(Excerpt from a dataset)
·····
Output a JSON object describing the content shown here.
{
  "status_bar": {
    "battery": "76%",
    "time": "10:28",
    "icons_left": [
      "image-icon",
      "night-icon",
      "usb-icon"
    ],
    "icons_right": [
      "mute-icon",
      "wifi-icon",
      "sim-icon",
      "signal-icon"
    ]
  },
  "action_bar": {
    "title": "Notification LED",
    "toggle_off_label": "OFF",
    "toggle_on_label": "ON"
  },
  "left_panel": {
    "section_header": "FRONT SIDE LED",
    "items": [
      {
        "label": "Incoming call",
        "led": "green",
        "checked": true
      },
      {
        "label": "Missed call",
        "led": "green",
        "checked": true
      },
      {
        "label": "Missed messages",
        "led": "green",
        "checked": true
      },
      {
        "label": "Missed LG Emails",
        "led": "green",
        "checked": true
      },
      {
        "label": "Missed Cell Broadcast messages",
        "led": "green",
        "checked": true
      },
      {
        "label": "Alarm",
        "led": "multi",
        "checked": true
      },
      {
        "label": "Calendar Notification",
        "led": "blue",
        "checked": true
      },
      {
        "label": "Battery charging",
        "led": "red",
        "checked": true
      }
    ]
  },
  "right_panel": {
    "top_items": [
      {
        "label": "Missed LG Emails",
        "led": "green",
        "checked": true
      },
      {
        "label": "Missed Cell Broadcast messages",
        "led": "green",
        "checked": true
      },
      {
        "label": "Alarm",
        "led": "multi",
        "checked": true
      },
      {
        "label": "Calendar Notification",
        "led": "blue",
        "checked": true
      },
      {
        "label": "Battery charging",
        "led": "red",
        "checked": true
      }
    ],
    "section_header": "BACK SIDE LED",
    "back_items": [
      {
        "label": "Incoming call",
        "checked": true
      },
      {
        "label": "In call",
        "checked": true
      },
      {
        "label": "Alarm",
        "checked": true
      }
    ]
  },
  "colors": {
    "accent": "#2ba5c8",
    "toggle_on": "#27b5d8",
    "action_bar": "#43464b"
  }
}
·····
* [Requirement]:
Make an exact copy of all the data.

* [Right answer]:
Output a JSON object describing the content shown here.
{
  "status_bar": {
    "battery": "76%",
    "time": "10:28",
    "icons_left": [
      "image-icon",
      "night-icon",
      "usb-icon"
    ],
    "icons_right": [
      "mute-icon",
      "wifi-icon",
      "sim-icon",
      "signal-icon"
    ]
  },
  "action_bar": {
    "title": "Notification LED",
    "toggle_off_label": "OFF",
    "toggle_on_label": "ON"
  },
  "left_panel": {
    "section_header": "FRONT SIDE LED",
    "items": [
      {
        "label": "Incoming call",
        "led": "green",
        "checked": true
      },
      {
        "label": "Missed call",
        "led": "green",
        "checked": true
      },
      {
        "label": "Missed messages",
        "led": "green",
        "checked": true
      },
      {
        "label": "Missed LG Emails",
        "led": "green",
        "checked": true
      },
      {
        "label": "Missed Cell Broadcast messages",
        "led": "green",
        "checked": true
      },
      {
        "label": "Alarm",
        "led": "multi",
        "checked": true
      },
      {
        "label": "Calendar Notification",
        "led": "blue",
        "checked": true
      },
      {
        "label": "Battery charging",
        "led": "red",
        "checked": true
      }
    ]
  },
  "right_panel": {
    "top_items": [
      {
        "label": "Missed LG Emails",
        "led": "green",
        "checked": true
      },
      {
        "label": "Missed Cell Broadcast messages",
        "led": "green",
        "checked": true
      },
      {
        "label": "Alarm",
        "led": "multi",
        "checked": true
      },
      {
        "label": "Calendar Notification",
        "led": "blue",
        "checked": true
      },
      {
        "label": "Battery charging",
        "led": "red",
        "checked": true
      }
    ],
    "section_header": "BACK SIDE LED",
    "back_items": [
      {
        "label": "Incoming call",
        "checked": true
      },
      {
        "label": "In call",
        "checked": true
      },
      {
        "label": "Alarm",
        "checked": true
      }
    ]
  },
  "colors": {
    "accent": "#2ba5c8",
    "toggle_on": "#27b5d8",
    "action_bar": "#43464b"
  }
}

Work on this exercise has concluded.